* Document section
____
Scaling SaaS Product Partnerships: Interview with Kabir Mathur

By 
Kelly Sarabyn

Kabir Mathur has spent his whole career in business development. He is currently the Head of Product Partnerships at Typeform, a company known for its well-designed and easy to use survey and form tool.

Typeform's integration ecosystem is rapidly growing, with 50 new integrations launched just last year. Kabir shared why his team reports to Product, his advice for SaaS product partnership teams looking to scale, and how he sees the SaaS tech ecosystem evolving in the next 5 years.

How did you get into product partnerships?

I have only worked at startups and in business development. My prior roles were in mobile gaming and advertising but my focus has always been on partnerships and finding mutually beneficial opportunities.

In gaming, I was more focused on distribution through larger publishers. In adtech, partnerships involved working with publishers that could help us publish ads to different audiences and ad exchanges for additional distribution.
____
* Information supplied
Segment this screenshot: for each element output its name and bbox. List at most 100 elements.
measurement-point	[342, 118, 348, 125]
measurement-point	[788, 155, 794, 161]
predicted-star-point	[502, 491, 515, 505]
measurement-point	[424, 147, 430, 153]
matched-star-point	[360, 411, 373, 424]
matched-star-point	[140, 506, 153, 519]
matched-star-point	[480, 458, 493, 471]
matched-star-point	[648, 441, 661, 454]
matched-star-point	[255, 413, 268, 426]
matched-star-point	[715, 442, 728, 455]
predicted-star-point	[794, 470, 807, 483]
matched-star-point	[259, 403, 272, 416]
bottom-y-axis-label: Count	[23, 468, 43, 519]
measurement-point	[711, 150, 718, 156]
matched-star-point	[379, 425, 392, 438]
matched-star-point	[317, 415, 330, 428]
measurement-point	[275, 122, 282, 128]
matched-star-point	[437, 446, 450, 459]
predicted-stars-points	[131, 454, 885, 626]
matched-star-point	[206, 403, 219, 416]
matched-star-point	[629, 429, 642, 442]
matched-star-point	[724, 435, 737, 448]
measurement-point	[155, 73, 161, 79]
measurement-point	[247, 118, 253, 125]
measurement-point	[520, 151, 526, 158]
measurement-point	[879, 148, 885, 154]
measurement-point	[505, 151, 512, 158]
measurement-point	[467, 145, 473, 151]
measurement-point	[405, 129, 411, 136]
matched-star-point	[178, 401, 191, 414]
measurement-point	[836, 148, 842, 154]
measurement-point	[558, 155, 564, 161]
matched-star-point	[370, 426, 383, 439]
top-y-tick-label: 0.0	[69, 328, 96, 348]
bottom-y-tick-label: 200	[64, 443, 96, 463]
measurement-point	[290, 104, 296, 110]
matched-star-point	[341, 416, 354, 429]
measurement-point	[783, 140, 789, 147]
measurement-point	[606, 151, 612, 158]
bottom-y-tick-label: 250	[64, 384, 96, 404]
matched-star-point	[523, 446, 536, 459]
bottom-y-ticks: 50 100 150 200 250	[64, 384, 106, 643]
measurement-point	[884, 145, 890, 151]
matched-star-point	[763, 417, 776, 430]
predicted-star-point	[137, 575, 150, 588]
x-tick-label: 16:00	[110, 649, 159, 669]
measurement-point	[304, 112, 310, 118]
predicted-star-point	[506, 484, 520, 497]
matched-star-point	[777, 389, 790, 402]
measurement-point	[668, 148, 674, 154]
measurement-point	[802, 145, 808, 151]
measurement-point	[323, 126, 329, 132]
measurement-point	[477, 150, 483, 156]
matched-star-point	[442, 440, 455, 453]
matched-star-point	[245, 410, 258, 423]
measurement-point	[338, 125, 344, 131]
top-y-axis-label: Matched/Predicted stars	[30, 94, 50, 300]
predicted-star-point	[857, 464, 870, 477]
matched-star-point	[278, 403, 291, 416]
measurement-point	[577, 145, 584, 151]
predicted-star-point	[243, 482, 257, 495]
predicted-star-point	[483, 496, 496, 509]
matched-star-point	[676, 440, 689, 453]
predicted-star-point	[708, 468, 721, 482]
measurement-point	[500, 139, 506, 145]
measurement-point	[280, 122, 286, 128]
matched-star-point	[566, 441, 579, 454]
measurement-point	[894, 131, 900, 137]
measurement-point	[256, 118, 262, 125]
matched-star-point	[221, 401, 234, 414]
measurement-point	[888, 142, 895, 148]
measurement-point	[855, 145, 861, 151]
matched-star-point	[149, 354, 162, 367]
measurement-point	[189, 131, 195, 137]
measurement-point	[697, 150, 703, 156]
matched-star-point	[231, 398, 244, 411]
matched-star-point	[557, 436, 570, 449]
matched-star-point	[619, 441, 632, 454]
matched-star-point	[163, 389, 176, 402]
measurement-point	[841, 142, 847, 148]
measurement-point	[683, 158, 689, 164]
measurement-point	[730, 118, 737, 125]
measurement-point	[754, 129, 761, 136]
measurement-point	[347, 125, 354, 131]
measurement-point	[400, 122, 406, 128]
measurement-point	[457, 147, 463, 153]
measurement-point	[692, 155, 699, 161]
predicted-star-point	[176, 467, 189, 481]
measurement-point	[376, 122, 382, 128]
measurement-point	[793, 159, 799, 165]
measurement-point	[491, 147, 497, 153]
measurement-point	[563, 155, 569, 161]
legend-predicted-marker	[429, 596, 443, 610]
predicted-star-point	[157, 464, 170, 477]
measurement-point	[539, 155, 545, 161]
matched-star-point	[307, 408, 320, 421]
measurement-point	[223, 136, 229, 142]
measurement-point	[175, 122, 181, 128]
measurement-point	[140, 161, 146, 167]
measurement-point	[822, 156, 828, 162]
____
* Exercise description
Copy out the whole Kabir Mathur interview above word for word, from the title to the final sentence.

* Full solution
Scaling SaaS Product Partnerships: Interview with Kabir Mathur

By 
Kelly Sarabyn

Kabir Mathur has spent his whole career in business development. He is currently the Head of Product Partnerships at Typeform, a company known for its well-designed and easy to use survey and form tool.

Typeform's integration ecosystem is rapidly growing, with 50 new integrations launched just last year. Kabir shared why his team reports to Product, his advice for SaaS product partnership teams looking to scale, and how he sees the SaaS tech ecosystem evolving in the next 5 years.

How did you get into product partnerships?

I have only worked at startups and in business development. My prior roles were in mobile gaming and advertising but my focus has always been on partnerships and finding mutually beneficial opportunities.

In gaming, I was more focused on distribution through larger publishers. In adtech, partnerships involved working with publishers that could help us publish ads to different audiences and ad exchanges for additional distribution.